▶ Items from a dataset
☆ ☆ ☆ ☆
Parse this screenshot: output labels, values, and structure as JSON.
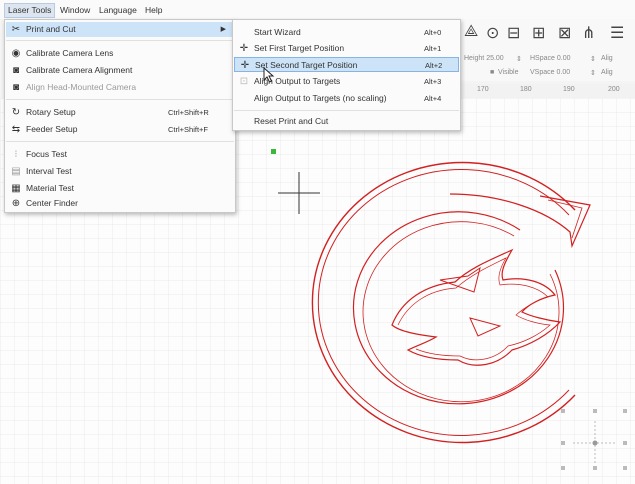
{
  "menubar": {
    "items": [
      "Laser Tools",
      "Window",
      "Language",
      "Help"
    ]
  },
  "laser_tools_menu": {
    "items": [
      {
        "label": "Print and Cut",
        "icon": "print-cut-icon",
        "has_submenu": true
      },
      {
        "label": "Calibrate Camera Lens",
        "icon": "camera-icon"
      },
      {
        "label": "Calibrate Camera Alignment",
        "icon": "camera-icon"
      },
      {
        "label": "Align Head-Mounted Camera",
        "icon": "camera-icon",
        "disabled": true
      },
      {
        "label": "Rotary Setup",
        "shortcut": "Ctrl+Shift+R",
        "icon": "rotary-icon"
      },
      {
        "label": "Feeder Setup",
        "shortcut": "Ctrl+Shift+F",
        "icon": "feeder-icon"
      },
      {
        "label": "Focus Test",
        "icon": "focus-test-icon"
      },
      {
        "label": "Interval Test",
        "icon": "interval-test-icon"
      },
      {
        "label": "Material Test",
        "icon": "grid-icon"
      },
      {
        "label": "Center Finder",
        "icon": "crosshair-icon"
      }
    ]
  },
  "print_cut_submenu": {
    "items": [
      {
        "label": "Start Wizard",
        "shortcut": "Alt+0"
      },
      {
        "label": "Set First Target Position",
        "shortcut": "Alt+1",
        "icon": "target-icon"
      },
      {
        "label": "Set Second Target Position",
        "shortcut": "Alt+2",
        "icon": "target-icon"
      },
      {
        "label": "Align Output to Targets",
        "shortcut": "Alt+3",
        "icon": "align-icon"
      },
      {
        "label": "Align Output to Targets (no scaling)",
        "shortcut": "Alt+4"
      },
      {
        "label": "Reset Print and Cut"
      }
    ]
  },
  "toolbar": {
    "height_label": "Height",
    "height_value": "25.00",
    "hspace_label": "HSpace",
    "hspace_value": "0.00",
    "vspace_label": "VSpace",
    "vspace_value": "0.00",
    "visible_label": "Visible",
    "align_label": "Alig"
  },
  "ruler": {
    "ticks": [
      "170",
      "180",
      "190",
      "200"
    ]
  },
  "colors": {
    "highlight": "#cde3f7",
    "design_stroke": "#d22020",
    "selected_node": "#3ab83a"
  }
}
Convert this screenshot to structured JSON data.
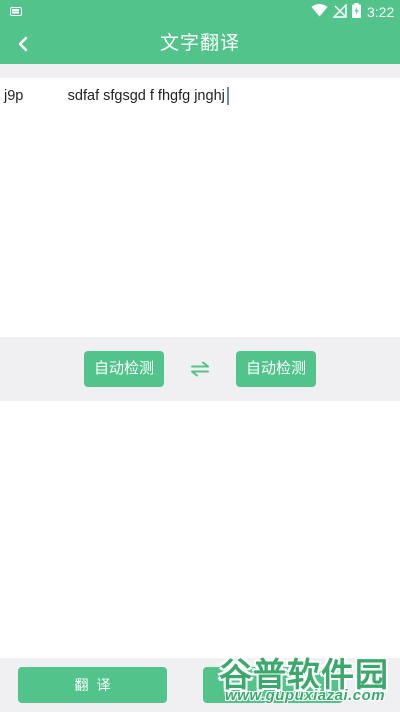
{
  "status_bar": {
    "time": "3:22",
    "icons": [
      "keyboard-icon",
      "wifi-icon",
      "signal-icon",
      "battery-icon"
    ]
  },
  "app_bar": {
    "title": "文字翻译",
    "back_icon": "chevron-left-icon"
  },
  "source": {
    "text": "j9p           sdfaf sfgsgd f fhgfg jnghj"
  },
  "language_bar": {
    "source_language": "自动检测",
    "target_language": "自动检测",
    "swap_icon": "swap-arrows-icon"
  },
  "result": {
    "text": ""
  },
  "bottom_bar": {
    "translate_label": "翻译",
    "second_label": ""
  },
  "watermark": {
    "brand": "谷普软件园",
    "url": "www.gupuxiazai.com"
  },
  "colors": {
    "accent": "#52c38b",
    "background_gray": "#f0f0f3",
    "watermark_green": "#3da86e"
  }
}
☆ ☆ ☆ ☆
▶ WHAT THE EXERCISE ASKS
Of the lines in the material, how many hold the word "自动检测"? Reply with the number only.

▶ SOLUTION FOR THIS EXERCISE
2